===== Dataset records =====
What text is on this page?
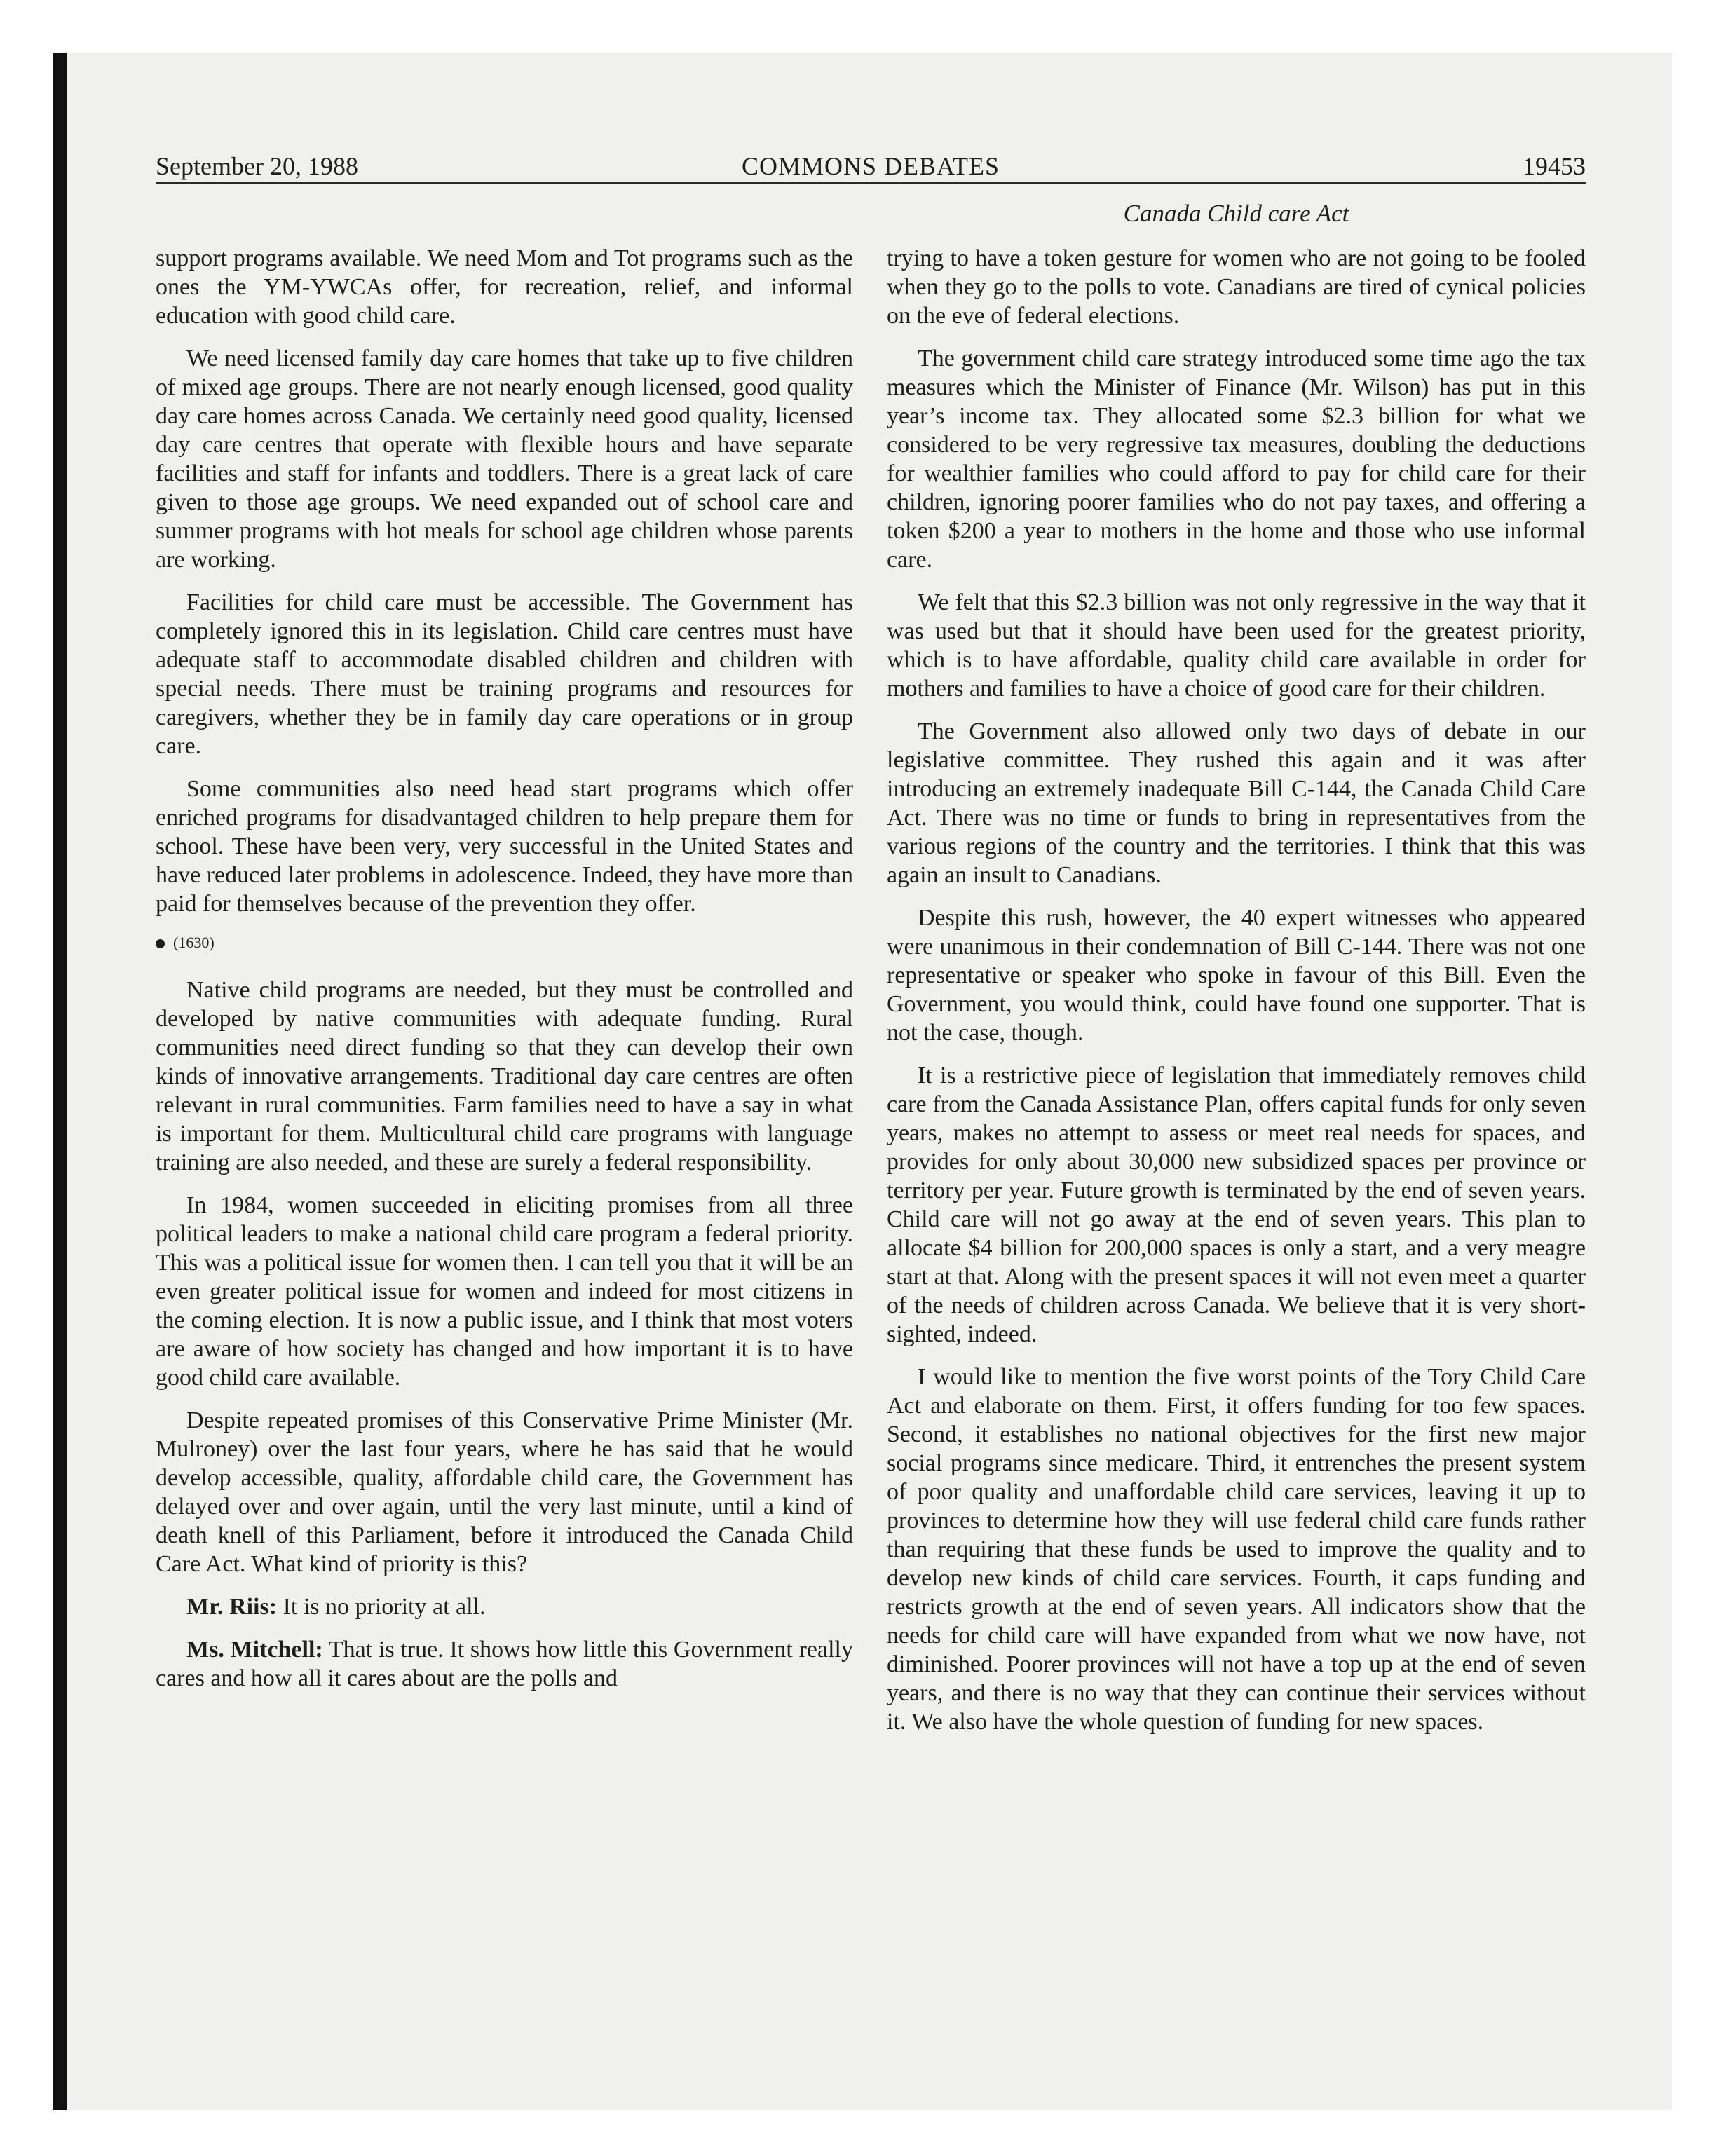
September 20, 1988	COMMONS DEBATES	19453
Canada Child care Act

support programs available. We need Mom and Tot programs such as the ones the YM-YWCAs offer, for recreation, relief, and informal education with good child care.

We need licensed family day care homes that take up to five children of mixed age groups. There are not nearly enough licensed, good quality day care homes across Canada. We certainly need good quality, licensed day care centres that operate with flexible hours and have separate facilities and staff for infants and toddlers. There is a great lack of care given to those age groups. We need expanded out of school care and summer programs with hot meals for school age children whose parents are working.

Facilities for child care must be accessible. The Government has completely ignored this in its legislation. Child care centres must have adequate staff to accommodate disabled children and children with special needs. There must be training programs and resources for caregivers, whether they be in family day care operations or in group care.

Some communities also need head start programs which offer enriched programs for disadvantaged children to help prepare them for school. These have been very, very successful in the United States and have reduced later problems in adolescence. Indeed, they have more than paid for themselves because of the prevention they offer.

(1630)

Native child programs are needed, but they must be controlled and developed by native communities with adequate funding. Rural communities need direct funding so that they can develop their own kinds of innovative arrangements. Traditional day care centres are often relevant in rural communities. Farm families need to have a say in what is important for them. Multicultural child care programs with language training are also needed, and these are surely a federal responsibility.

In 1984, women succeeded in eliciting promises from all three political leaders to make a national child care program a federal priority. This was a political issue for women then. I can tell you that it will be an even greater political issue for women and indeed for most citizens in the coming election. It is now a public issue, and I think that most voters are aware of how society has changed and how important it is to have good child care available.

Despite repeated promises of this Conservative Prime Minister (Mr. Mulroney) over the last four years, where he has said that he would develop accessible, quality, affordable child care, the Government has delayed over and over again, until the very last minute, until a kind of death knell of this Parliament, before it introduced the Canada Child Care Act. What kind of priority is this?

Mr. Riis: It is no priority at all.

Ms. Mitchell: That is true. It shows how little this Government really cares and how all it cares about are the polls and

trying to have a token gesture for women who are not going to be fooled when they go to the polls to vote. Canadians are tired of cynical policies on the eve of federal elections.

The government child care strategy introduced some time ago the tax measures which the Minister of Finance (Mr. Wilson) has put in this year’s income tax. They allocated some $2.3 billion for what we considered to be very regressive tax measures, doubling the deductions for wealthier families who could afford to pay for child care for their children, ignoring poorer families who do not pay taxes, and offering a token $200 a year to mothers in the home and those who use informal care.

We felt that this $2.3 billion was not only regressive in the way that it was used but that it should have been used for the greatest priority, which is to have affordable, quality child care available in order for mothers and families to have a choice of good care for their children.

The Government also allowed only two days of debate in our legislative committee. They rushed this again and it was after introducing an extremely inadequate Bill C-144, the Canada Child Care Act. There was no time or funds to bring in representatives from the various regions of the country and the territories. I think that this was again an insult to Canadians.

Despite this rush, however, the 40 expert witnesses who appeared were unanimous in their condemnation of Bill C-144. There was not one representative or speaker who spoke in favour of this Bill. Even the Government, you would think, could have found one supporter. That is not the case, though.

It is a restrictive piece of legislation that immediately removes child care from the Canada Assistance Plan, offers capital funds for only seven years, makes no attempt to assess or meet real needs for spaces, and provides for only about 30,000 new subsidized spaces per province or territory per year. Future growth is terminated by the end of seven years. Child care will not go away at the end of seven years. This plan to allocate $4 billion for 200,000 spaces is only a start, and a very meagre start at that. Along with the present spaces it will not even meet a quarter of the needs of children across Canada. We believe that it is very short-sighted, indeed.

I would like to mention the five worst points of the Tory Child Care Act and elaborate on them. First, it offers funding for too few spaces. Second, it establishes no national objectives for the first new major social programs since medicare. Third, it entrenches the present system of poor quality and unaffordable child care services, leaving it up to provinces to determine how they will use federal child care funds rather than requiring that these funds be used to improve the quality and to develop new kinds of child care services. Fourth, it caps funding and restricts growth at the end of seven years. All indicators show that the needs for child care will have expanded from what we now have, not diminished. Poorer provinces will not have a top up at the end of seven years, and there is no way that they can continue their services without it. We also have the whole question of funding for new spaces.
=====
Exercise task
In the listing, find every line with the word "polls" and state how many there are, nothing more.

Task answer
2